_Source text_:
_ _ _ _ _

ICESat = GLAH06 (GLAS sensor)

pre-IceBridge = ATM

IceBridge = ILVIS2

ICESat-2 = ATL0X (ATLAS sensor)

In [None]:
# Small example subset over Sermeq Kujalleq (Jakobshavn Isbrae):
my_params1 ={
    'datasets': ['GLAH06', 'ILVIS2', 'ATL06'],
    'start': '2007-01-01',
    'end': '2018-12-31',
    'bbox': '-49.6,69.1,-49.3,69.17',

    # Here we will select ITRF2014 to match ICESat-2 an Epoch of the most recent ICESat-2 granule we are ordering
    'itrf': 'ITRF2014',
    'epoch': '2018.12'
}

# returns a json dictionary, the request parameters and the order's response.
granules_metadata = client.query_cmr(params=my_params1)

In [None]:
# Since the IceBridge data is so dense, we order a smaller subset to decrease order and download times
my_params2 ={
    'datasets': ['ATM1B'],
    'start': '2007-01-01',
    'end': '2018-12-31',
    'bbox': '-49.53,69.12,-49.51,69.135',
    # Here we will select ITRF2014 to match ICESat-2 an Epoch of the most recent ICESat-2 granule we are ordering
    'itrf': 'ITRF2014',
    'epoch': '2018.12'
}

# returns a json dictionary, the request parameters and the order's response.
granules_metadata = client.query_cmr(params=my_params2)

In [None]:
orders1 = client.place_data_orders(params=my_params1)
print(orders1)
orders2 = client.place_data_orders(params=my_params2)
print(orders2)

#### Check Order Status
The following cell will show you the status of your data order. You can proceed in the notebook once all orders are "COMPLETE". If you proceed earlier only the completed data orders will be downloaded.

In [None]:
for order in orders1:
    status = client.order_status(order)
    print(order['dataset'], order['id'], status['status'])
    
for order in orders2:
    status = client.order_status(order)
    print(order['dataset'], order['id'], status['status'])

#### Download Data
Once all data orders are "COMPLETE", you can proceed downloading the data. The data are downloaded to the /data folder of this notebook directory.

In [None]:
for order in orders1:
    status = client.order_status(order)
    if status['status'] == 'COMPLETE':
        client.download_order(order)

In [None]:
for order in orders2:
    status = client.order_status(order)

_ _ _ _ _

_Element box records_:

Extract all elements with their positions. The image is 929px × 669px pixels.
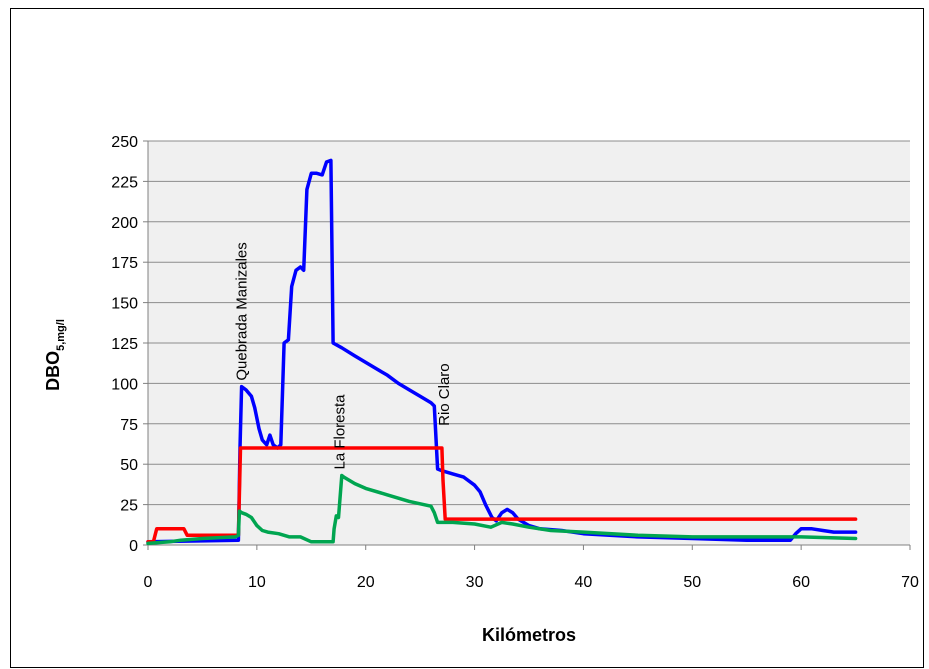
x-tick-label: 50 [683,574,701,591]
y-tick-label: 25 [120,498,138,515]
series-line-2 [146,473,858,546]
y-axis-title-main: DBO [43,351,63,391]
x-tick-label: 10 [248,574,266,591]
x-tick-label: 70 [901,574,919,591]
chart-frame: 0 25 50 75 100 125 150 175 200 225 250 0 10 20 30 40 50 6… [10,8,924,668]
annotation-label: Rio Claro [436,363,453,426]
annotation-label: Quebrada Manizales [234,242,251,380]
y-tick-label: 50 [120,457,138,474]
y-tick-label: 150 [111,296,138,313]
x-tick-label: 30 [466,574,484,591]
y-tick-label: 0 [129,538,138,555]
x-tick-label: 0 [144,574,153,591]
x-axis-title: Kilómetros [482,625,576,645]
y-tick-label: 225 [111,174,138,191]
y-axis-title-subscript: 5,mg/l [55,319,67,351]
series-line-1 [146,446,858,544]
chart-svg: 0 25 50 75 100 125 150 175 200 225 250 0 10 20 30 40 50 6… [43,134,919,645]
y-tick-label: 75 [120,417,138,434]
y-tick-label: 200 [111,215,138,232]
y-tick-label: 250 [111,134,138,151]
x-tick-label: 60 [792,574,810,591]
y-axis-title: DBO5,mg/l [43,319,67,391]
y-tick-label: 100 [111,376,138,393]
annotation-label: La Floresta [332,394,349,470]
x-tick-label: 20 [357,574,375,591]
x-tick-label: 40 [575,574,593,591]
y-tick-label: 175 [111,255,138,272]
y-tick-label: 125 [111,336,138,353]
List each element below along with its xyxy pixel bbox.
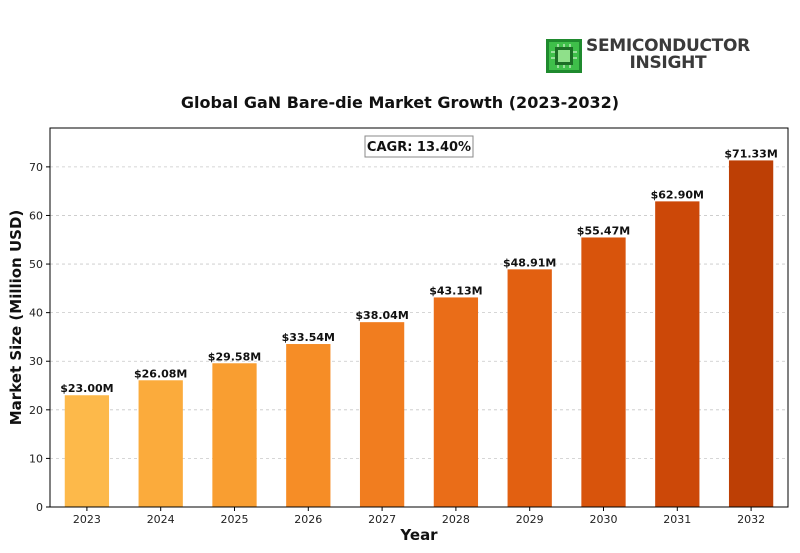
y-axis: 0 10 20 30 40 50 60 70 bbox=[29, 161, 50, 514]
bar-2023 bbox=[64, 395, 110, 507]
data-label: $33.54M bbox=[282, 331, 335, 344]
y-tick-label: 20 bbox=[29, 404, 43, 417]
y-tick-label: 0 bbox=[36, 501, 43, 514]
data-labels: $23.00M $26.08M $29.58M $33.54M $38.04M $43.1… bbox=[60, 147, 778, 395]
bar-2028 bbox=[433, 297, 479, 507]
data-label: $43.13M bbox=[429, 284, 482, 297]
bar-2031 bbox=[655, 201, 700, 507]
bar-2024 bbox=[138, 380, 183, 507]
x-tick-label: 2026 bbox=[294, 513, 322, 526]
bar-2025 bbox=[212, 363, 257, 507]
data-label: $71.33M bbox=[724, 147, 777, 160]
bar-2032 bbox=[728, 160, 774, 507]
y-tick-label: 60 bbox=[29, 209, 43, 222]
x-axis-label: Year bbox=[399, 526, 438, 544]
y-tick-label: 30 bbox=[29, 355, 43, 368]
x-tick-label: 2029 bbox=[516, 513, 544, 526]
data-label: $55.47M bbox=[577, 224, 630, 237]
bar-2026 bbox=[286, 344, 331, 507]
brand-name: SEMICONDUCTOR INSIGHT bbox=[586, 38, 750, 72]
x-tick-label: 2030 bbox=[590, 513, 618, 526]
x-tick-label: 2032 bbox=[737, 513, 765, 526]
x-axis: 2023 2024 2025 2026 2027 2028 2029 2030 2031 2032 bbox=[73, 507, 765, 526]
x-tick-label: 2023 bbox=[73, 513, 101, 526]
bars bbox=[64, 160, 774, 507]
x-tick-label: 2024 bbox=[147, 513, 175, 526]
y-tick-label: 10 bbox=[29, 452, 43, 465]
cagr-text: CAGR: 13.40% bbox=[367, 140, 471, 155]
cagr-annotation: CAGR: 13.40% bbox=[364, 135, 474, 158]
x-tick-label: 2027 bbox=[368, 513, 396, 526]
data-label: $62.90M bbox=[651, 188, 704, 201]
y-axis-label: Market Size (Million USD) bbox=[7, 210, 25, 426]
y-tick-label: 50 bbox=[29, 258, 43, 271]
cagr-box bbox=[364, 135, 474, 158]
bar-2030 bbox=[581, 237, 626, 507]
chart-title: Global GaN Bare-die Market Growth (2023-… bbox=[180, 93, 620, 112]
data-label: $48.91M bbox=[503, 256, 556, 269]
x-tick-label: 2031 bbox=[663, 513, 691, 526]
plot-frame bbox=[49, 127, 789, 508]
y-tick-label: 40 bbox=[29, 307, 43, 320]
brand-line1: SEMICONDUCTOR bbox=[586, 36, 750, 56]
x-tick-label: 2025 bbox=[221, 513, 249, 526]
data-label: $26.08M bbox=[134, 367, 187, 380]
x-tick-label: 2028 bbox=[442, 513, 470, 526]
data-label: $23.00M bbox=[60, 382, 113, 395]
bar-2027 bbox=[359, 322, 405, 507]
chip-icon bbox=[546, 39, 582, 73]
y-tick-label: 70 bbox=[29, 161, 43, 174]
data-label: $29.58M bbox=[208, 350, 261, 363]
brand-line2: INSIGHT bbox=[629, 53, 707, 73]
data-label: $38.04M bbox=[355, 309, 408, 322]
bar-2029 bbox=[507, 269, 552, 507]
brand-logo: SEMICONDUCTOR INSIGHT bbox=[546, 38, 750, 78]
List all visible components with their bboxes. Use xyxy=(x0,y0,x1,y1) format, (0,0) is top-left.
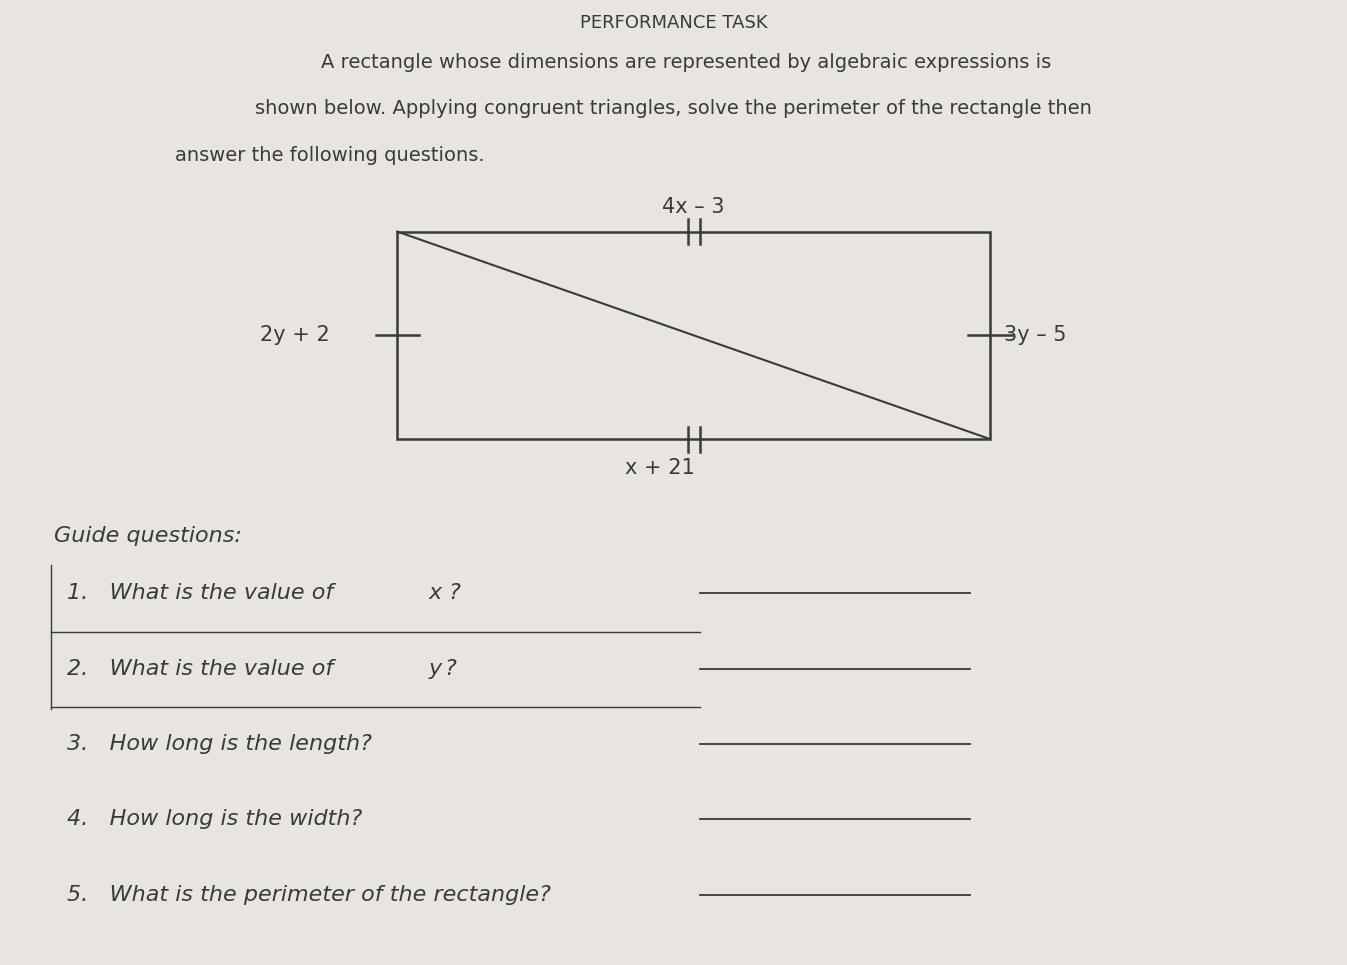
Text: 4.   How long is the width?: 4. How long is the width? xyxy=(67,810,362,829)
Text: ?: ? xyxy=(449,584,461,603)
Text: ?: ? xyxy=(445,659,457,678)
Text: shown below. Applying congruent triangles, solve the perimeter of the rectangle : shown below. Applying congruent triangle… xyxy=(255,99,1092,119)
Text: y: y xyxy=(428,659,442,678)
Text: 2.   What is the value of: 2. What is the value of xyxy=(67,659,341,678)
Text: PERFORMANCE TASK: PERFORMANCE TASK xyxy=(579,14,768,33)
Text: 3y – 5: 3y – 5 xyxy=(1004,325,1065,345)
Text: A rectangle whose dimensions are represented by algebraic expressions is: A rectangle whose dimensions are represe… xyxy=(296,53,1051,72)
Text: 5.   What is the perimeter of the rectangle?: 5. What is the perimeter of the rectangl… xyxy=(67,885,551,904)
Text: 1.   What is the value of: 1. What is the value of xyxy=(67,584,341,603)
Text: 4x – 3: 4x – 3 xyxy=(663,197,725,217)
Text: x: x xyxy=(428,584,442,603)
Text: 3.   How long is the length?: 3. How long is the length? xyxy=(67,734,372,754)
Bar xyxy=(397,232,990,439)
Text: answer the following questions.: answer the following questions. xyxy=(175,146,485,165)
Text: 2y + 2: 2y + 2 xyxy=(260,325,330,345)
Text: Guide questions:: Guide questions: xyxy=(54,526,241,546)
Text: x + 21: x + 21 xyxy=(625,458,695,479)
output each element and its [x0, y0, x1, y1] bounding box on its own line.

_ _ _ _ _

_Written request_: Write out the part of the data-ordering notebook from "granules_metadata = client.query_cmr(params=my_params2)" to "orders2 = client.place_data_orders(params=my_params2)" word for word.

_The answer_:
granules_metadata = client.query_cmr(params=my_params2)

In [None]:
orders1 = client.place_data_orders(params=my_params1)
print(orders1)
orders2 = client.place_data_orders(params=my_params2)